Without the pictures, set down the records below word for word.

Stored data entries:
******************************

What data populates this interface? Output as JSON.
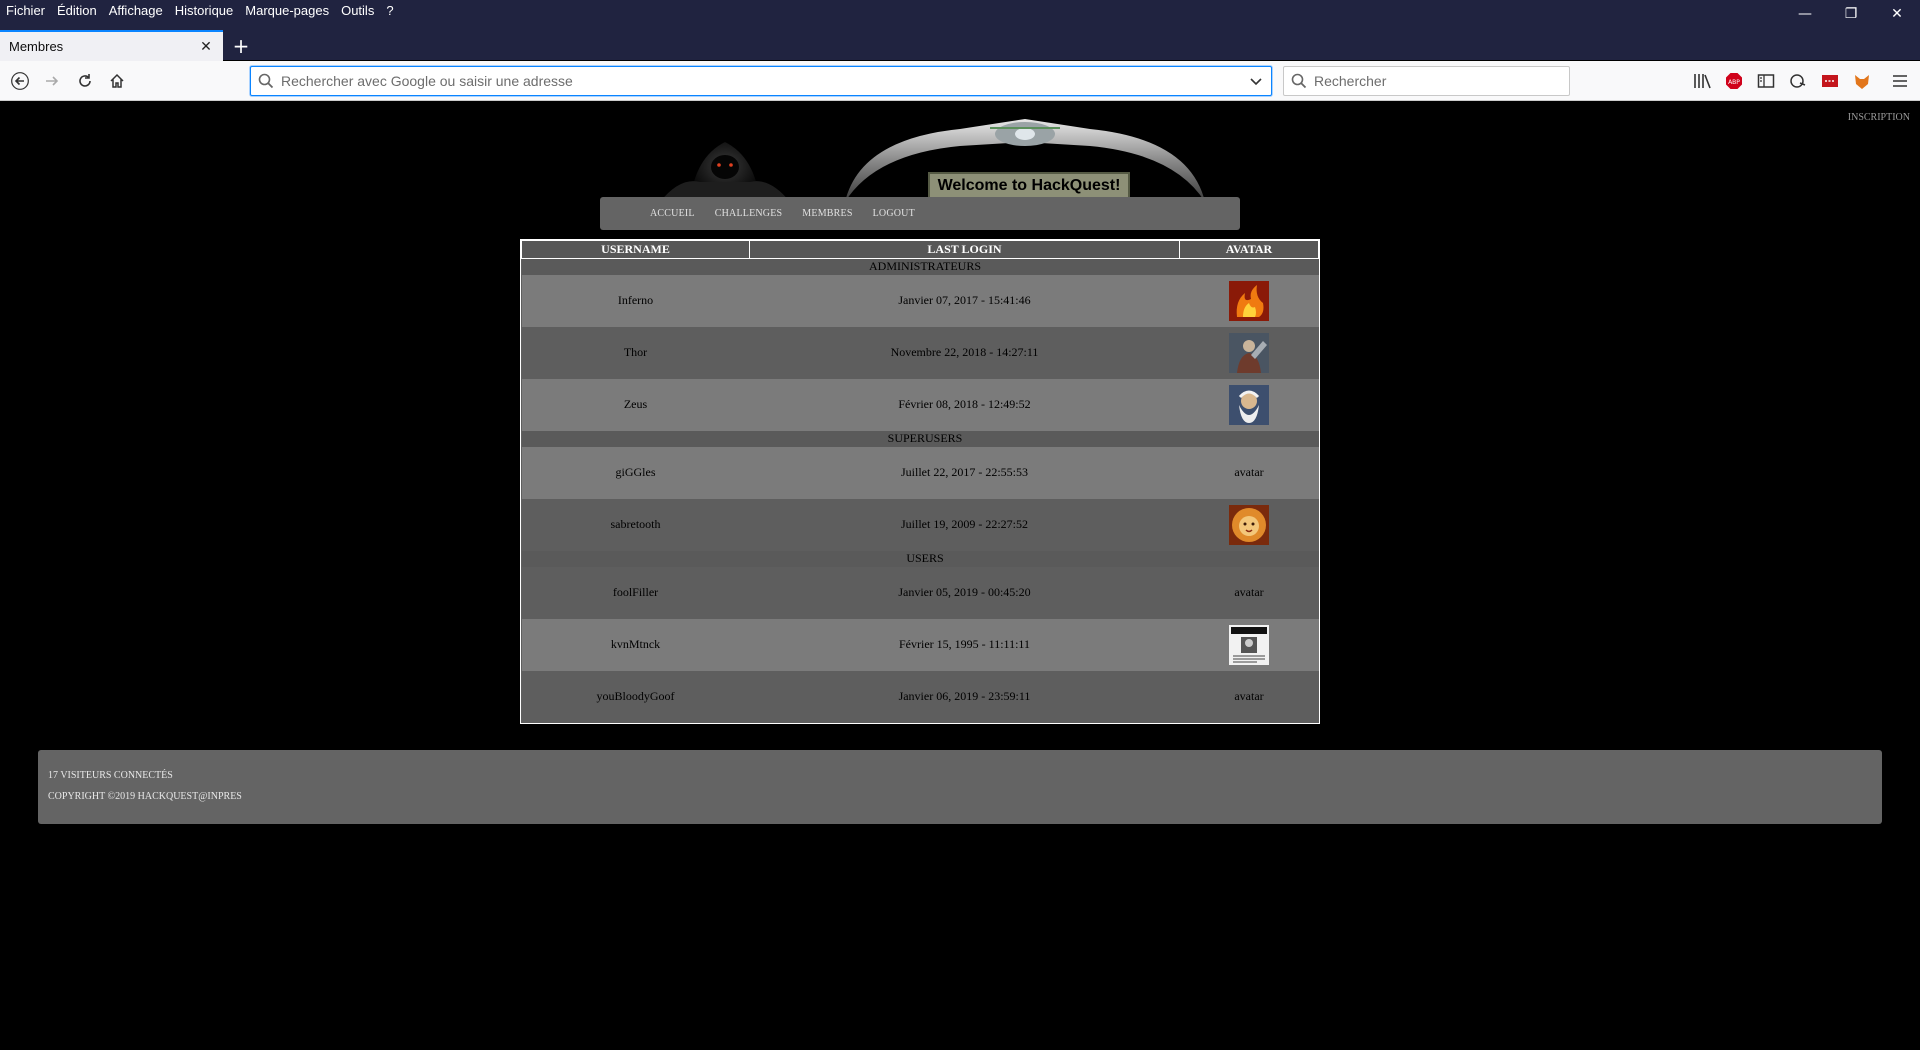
{
  "browser": {
    "menu": [
      "Fichier",
      "Édition",
      "Affichage",
      "Historique",
      "Marque-pages",
      "Outils",
      "?"
    ],
    "tab_title": "Membres",
    "url_placeholder": "Rechercher avec Google ou saisir une adresse",
    "search_placeholder": "Rechercher",
    "toolbar_icons": [
      "library-icon",
      "adblock-icon",
      "sidebar-icon",
      "extension-icon",
      "red-extension-icon",
      "fox-extension-icon",
      "menu-icon"
    ]
  },
  "site": {
    "top_link": "INSCRIPTION",
    "banner_text": "Welcome to HackQuest!",
    "nav": [
      "ACCUEIL",
      "CHALLENGES",
      "MEMBRES",
      "LOGOUT"
    ]
  },
  "members_table": {
    "headers": [
      "USERNAME",
      "LAST LOGIN",
      "AVATAR"
    ],
    "groups": [
      {
        "name": "ADMINISTRATEURS",
        "members": [
          {
            "username": "Inferno",
            "last_login": "Janvier 07, 2017 - 15:41:46",
            "avatar": "fire-avatar-image",
            "avatar_text": ""
          },
          {
            "username": "Thor",
            "last_login": "Novembre 22, 2018 - 14:27:11",
            "avatar": "thor-avatar-image",
            "avatar_text": ""
          },
          {
            "username": "Zeus",
            "last_login": "Février 08, 2018 - 12:49:52",
            "avatar": "zeus-avatar-image",
            "avatar_text": ""
          }
        ]
      },
      {
        "name": "SUPERUSERS",
        "members": [
          {
            "username": "giGGles",
            "last_login": "Juillet 22, 2017 - 22:55:53",
            "avatar": "",
            "avatar_text": "avatar"
          },
          {
            "username": "sabretooth",
            "last_login": "Juillet 19, 2009 - 22:27:52",
            "avatar": "lion-avatar-image",
            "avatar_text": ""
          }
        ]
      },
      {
        "name": "USERS",
        "members": [
          {
            "username": "foolFiller",
            "last_login": "Janvier 05, 2019 - 00:45:20",
            "avatar": "",
            "avatar_text": "avatar"
          },
          {
            "username": "kvnMtnck",
            "last_login": "Février 15, 1995 - 11:11:11",
            "avatar": "wanted-poster-avatar-image",
            "avatar_text": ""
          },
          {
            "username": "youBloodyGoof",
            "last_login": "Janvier 06, 2019 - 23:59:11",
            "avatar": "",
            "avatar_text": "avatar"
          }
        ]
      }
    ]
  },
  "footer": {
    "visitors": "17 VISITEURS CONNECTÉS",
    "copyright": "COPYRIGHT ©2019 HACKQUEST@INPRES"
  },
  "colors": {
    "chrome_dark": "#202340",
    "accent": "#0a84ff",
    "panel_gray": "#646464",
    "row_light": "#7b7b7b",
    "row_dark": "#5e5e5e"
  }
}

******************************

EXERCISE ANSWER:
What data populates this interface? Output as JSON.
{
  "browser": {
    "menu": [
      "Fichier",
      "Édition",
      "Affichage",
      "Historique",
      "Marque-pages",
      "Outils",
      "?"
    ],
    "tab_title": "Membres",
    "url_placeholder": "Rechercher avec Google ou saisir une adresse",
    "search_placeholder": "Rechercher",
    "toolbar_icons": [
      "library-icon",
      "adblock-icon",
      "sidebar-icon",
      "extension-icon",
      "red-extension-icon",
      "fox-extension-icon",
      "menu-icon"
    ]
  },
  "site": {
    "top_link": "INSCRIPTION",
    "banner_text": "Welcome to HackQuest!",
    "nav": [
      "ACCUEIL",
      "CHALLENGES",
      "MEMBRES",
      "LOGOUT"
    ]
  },
  "members_table": {
    "headers": [
      "USERNAME",
      "LAST LOGIN",
      "AVATAR"
    ],
    "groups": [
      {
        "name": "ADMINISTRATEURS",
        "members": [
          {
            "username": "Inferno",
            "last_login": "Janvier 07, 2017 - 15:41:46",
            "avatar": "fire-avatar-image",
            "avatar_text": ""
          },
          {
            "username": "Thor",
            "last_login": "Novembre 22, 2018 - 14:27:11",
            "avatar": "thor-avatar-image",
            "avatar_text": ""
          },
          {
            "username": "Zeus",
            "last_login": "Février 08, 2018 - 12:49:52",
            "avatar": "zeus-avatar-image",
            "avatar_text": ""
          }
        ]
      },
      {
        "name": "SUPERUSERS",
        "members": [
          {
            "username": "giGGles",
            "last_login": "Juillet 22, 2017 - 22:55:53",
            "avatar": "",
            "avatar_text": "avatar"
          },
          {
            "username": "sabretooth",
            "last_login": "Juillet 19, 2009 - 22:27:52",
            "avatar": "lion-avatar-image",
            "avatar_text": ""
          }
        ]
      },
      {
        "name": "USERS",
        "members": [
          {
            "username": "foolFiller",
            "last_login": "Janvier 05, 2019 - 00:45:20",
            "avatar": "",
            "avatar_text": "avatar"
          },
          {
            "username": "kvnMtnck",
            "last_login": "Février 15, 1995 - 11:11:11",
            "avatar": "wanted-poster-avatar-image",
            "avatar_text": ""
          },
          {
            "username": "youBloodyGoof",
            "last_login": "Janvier 06, 2019 - 23:59:11",
            "avatar": "",
            "avatar_text": "avatar"
          }
        ]
      }
    ]
  },
  "footer": {
    "visitors": "17 VISITEURS CONNECTÉS",
    "copyright": "COPYRIGHT ©2019 HACKQUEST@INPRES"
  },
  "colors": {
    "chrome_dark": "#202340",
    "accent": "#0a84ff",
    "panel_gray": "#646464",
    "row_light": "#7b7b7b",
    "row_dark": "#5e5e5e"
  }
}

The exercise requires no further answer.